▸ **Information given**

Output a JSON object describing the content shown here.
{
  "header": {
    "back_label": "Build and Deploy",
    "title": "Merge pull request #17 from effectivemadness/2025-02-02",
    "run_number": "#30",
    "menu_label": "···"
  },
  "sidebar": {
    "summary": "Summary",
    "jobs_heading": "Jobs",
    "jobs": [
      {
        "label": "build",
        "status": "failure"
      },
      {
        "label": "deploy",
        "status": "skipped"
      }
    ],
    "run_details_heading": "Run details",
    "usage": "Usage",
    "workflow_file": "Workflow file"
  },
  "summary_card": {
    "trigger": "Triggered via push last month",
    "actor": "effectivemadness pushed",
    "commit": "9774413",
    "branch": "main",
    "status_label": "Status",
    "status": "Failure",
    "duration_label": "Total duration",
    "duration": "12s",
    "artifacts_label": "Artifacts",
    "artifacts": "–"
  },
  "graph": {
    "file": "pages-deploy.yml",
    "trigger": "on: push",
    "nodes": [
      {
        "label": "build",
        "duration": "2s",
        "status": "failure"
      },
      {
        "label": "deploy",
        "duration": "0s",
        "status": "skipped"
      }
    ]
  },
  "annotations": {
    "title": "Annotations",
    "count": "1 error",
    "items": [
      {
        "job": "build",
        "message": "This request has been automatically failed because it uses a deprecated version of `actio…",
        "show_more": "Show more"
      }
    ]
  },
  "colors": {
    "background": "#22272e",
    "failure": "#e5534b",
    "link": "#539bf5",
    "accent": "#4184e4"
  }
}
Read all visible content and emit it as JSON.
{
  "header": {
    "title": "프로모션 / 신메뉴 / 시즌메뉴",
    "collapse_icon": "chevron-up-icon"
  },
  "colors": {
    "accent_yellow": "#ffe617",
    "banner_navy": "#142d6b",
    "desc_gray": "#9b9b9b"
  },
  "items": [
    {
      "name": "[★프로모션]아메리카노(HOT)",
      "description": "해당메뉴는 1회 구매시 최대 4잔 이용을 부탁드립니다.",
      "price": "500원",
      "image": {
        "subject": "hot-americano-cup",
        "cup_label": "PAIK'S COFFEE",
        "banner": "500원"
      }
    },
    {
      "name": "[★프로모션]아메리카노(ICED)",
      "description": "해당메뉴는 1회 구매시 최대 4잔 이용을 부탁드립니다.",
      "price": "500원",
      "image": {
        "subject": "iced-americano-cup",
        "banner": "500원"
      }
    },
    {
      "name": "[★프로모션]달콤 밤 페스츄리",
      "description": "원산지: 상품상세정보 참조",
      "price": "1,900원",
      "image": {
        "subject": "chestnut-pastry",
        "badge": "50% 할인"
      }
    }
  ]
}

▸ **Short problem**
Every line of the data above should be copied exactly.

▸ **Response to the exercise**
Output a JSON object describing the content shown here.
{
  "header": {
    "back_label": "Build and Deploy",
    "title": "Merge pull request #17 from effectivemadness/2025-02-02",
    "run_number": "#30",
    "menu_label": "···"
  },
  "sidebar": {
    "summary": "Summary",
    "jobs_heading": "Jobs",
    "jobs": [
      {
        "label": "build",
        "status": "failure"
      },
      {
        "label": "deploy",
        "status": "skipped"
      }
    ],
    "run_details_heading": "Run details",
    "usage": "Usage",
    "workflow_file": "Workflow file"
  },
  "summary_card": {
    "trigger": "Triggered via push last month",
    "actor": "effectivemadness pushed",
    "commit": "9774413",
    "branch": "main",
    "status_label": "Status",
    "status": "Failure",
    "duration_label": "Total duration",
    "duration": "12s",
    "artifacts_label": "Artifacts",
    "artifacts": "–"
  },
  "graph": {
    "file": "pages-deploy.yml",
    "trigger": "on: push",
    "nodes": [
      {
        "label": "build",
        "duration": "2s",
        "status": "failure"
      },
      {
        "label": "deploy",
        "duration": "0s",
        "status": "skipped"
      }
    ]
  },
  "annotations": {
    "title": "Annotations",
    "count": "1 error",
    "items": [
      {
        "job": "build",
        "message": "This request has been automatically failed because it uses a deprecated version of `actio…",
        "show_more": "Show more"
      }
    ]
  },
  "colors": {
    "background": "#22272e",
    "failure": "#e5534b",
    "link": "#539bf5",
    "accent": "#4184e4"
  }
}
Read all visible content and emit it as JSON.
{
  "header": {
    "title": "프로모션 / 신메뉴 / 시즌메뉴",
    "collapse_icon": "chevron-up-icon"
  },
  "colors": {
    "accent_yellow": "#ffe617",
    "banner_navy": "#142d6b",
    "desc_gray": "#9b9b9b"
  },
  "items": [
    {
      "name": "[★프로모션]아메리카노(HOT)",
      "description": "해당메뉴는 1회 구매시 최대 4잔 이용을 부탁드립니다.",
      "price": "500원",
      "image": {
        "subject": "hot-americano-cup",
        "cup_label": "PAIK'S COFFEE",
        "banner": "500원"
      }
    },
    {
      "name": "[★프로모션]아메리카노(ICED)",
      "description": "해당메뉴는 1회 구매시 최대 4잔 이용을 부탁드립니다.",
      "price": "500원",
      "image": {
        "subject": "iced-americano-cup",
        "banner": "500원"
      }
    },
    {
      "name": "[★프로모션]달콤 밤 페스츄리",
      "description": "원산지: 상품상세정보 참조",
      "price": "1,900원",
      "image": {
        "subject": "chestnut-pastry",
        "badge": "50% 할인"
      }
    }
  ]
}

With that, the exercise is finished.